The data:
------------------------
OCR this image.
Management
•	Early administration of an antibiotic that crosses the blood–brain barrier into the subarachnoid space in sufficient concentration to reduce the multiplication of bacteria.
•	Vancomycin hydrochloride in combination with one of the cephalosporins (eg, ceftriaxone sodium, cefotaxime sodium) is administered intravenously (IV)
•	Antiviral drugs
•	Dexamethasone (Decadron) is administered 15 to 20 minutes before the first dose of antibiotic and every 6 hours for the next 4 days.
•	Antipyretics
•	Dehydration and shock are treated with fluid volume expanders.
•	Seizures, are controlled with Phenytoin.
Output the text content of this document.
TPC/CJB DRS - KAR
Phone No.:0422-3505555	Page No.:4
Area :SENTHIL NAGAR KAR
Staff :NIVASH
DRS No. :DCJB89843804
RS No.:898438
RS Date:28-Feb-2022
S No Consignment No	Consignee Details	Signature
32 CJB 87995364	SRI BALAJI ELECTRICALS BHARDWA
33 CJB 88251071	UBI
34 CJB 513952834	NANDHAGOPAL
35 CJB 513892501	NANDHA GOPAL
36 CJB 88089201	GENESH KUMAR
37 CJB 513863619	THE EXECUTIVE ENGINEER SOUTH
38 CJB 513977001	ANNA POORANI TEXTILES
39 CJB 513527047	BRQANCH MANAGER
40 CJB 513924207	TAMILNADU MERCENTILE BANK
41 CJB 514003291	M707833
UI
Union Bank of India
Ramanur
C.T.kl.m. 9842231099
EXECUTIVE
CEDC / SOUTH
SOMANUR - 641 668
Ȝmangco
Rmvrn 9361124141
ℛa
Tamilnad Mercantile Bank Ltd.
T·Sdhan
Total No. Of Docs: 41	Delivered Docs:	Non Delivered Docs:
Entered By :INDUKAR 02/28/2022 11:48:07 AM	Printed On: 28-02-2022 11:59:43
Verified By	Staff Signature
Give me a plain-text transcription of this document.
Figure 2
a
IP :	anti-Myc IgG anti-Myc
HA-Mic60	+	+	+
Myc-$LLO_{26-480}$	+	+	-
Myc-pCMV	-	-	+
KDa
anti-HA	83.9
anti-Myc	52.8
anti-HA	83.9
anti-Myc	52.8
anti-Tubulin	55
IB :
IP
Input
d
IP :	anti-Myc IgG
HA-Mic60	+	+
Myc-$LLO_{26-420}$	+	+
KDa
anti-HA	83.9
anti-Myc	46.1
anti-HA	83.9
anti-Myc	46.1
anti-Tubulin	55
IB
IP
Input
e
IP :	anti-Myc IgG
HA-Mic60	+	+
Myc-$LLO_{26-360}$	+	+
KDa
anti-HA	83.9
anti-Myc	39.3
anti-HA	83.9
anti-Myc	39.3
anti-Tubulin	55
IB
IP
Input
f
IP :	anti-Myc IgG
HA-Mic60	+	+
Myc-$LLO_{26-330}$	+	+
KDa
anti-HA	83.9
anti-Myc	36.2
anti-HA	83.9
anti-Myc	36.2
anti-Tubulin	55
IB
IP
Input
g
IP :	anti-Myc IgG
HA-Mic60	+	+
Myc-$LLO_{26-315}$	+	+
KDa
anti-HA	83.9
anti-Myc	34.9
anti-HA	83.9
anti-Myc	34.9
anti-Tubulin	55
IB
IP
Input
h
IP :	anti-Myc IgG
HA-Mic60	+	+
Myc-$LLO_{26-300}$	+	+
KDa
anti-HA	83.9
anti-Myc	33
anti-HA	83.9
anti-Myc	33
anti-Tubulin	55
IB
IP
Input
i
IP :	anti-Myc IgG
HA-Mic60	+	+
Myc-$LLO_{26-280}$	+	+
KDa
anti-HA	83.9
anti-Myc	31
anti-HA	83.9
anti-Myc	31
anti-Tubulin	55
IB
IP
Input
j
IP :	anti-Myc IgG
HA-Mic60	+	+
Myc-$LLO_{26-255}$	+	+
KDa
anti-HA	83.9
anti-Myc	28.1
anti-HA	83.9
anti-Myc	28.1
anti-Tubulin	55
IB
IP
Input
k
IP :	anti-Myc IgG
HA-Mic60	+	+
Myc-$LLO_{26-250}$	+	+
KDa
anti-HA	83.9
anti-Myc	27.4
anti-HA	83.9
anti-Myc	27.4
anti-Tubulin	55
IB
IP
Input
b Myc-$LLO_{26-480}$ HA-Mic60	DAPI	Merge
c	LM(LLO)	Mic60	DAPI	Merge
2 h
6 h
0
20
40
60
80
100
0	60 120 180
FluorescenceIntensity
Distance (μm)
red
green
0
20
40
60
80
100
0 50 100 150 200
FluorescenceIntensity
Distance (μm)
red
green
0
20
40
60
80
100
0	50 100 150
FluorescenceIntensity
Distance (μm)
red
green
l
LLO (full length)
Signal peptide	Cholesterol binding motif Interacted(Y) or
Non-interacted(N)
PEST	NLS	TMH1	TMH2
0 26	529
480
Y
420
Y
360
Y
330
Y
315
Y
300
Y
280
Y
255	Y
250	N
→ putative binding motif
------------------------
What you need to do: In the records above, locate every line with the string "Signature" and copy it.

Output:
S No Consignment No	Consignee Details	Signature
Verified By	Staff Signature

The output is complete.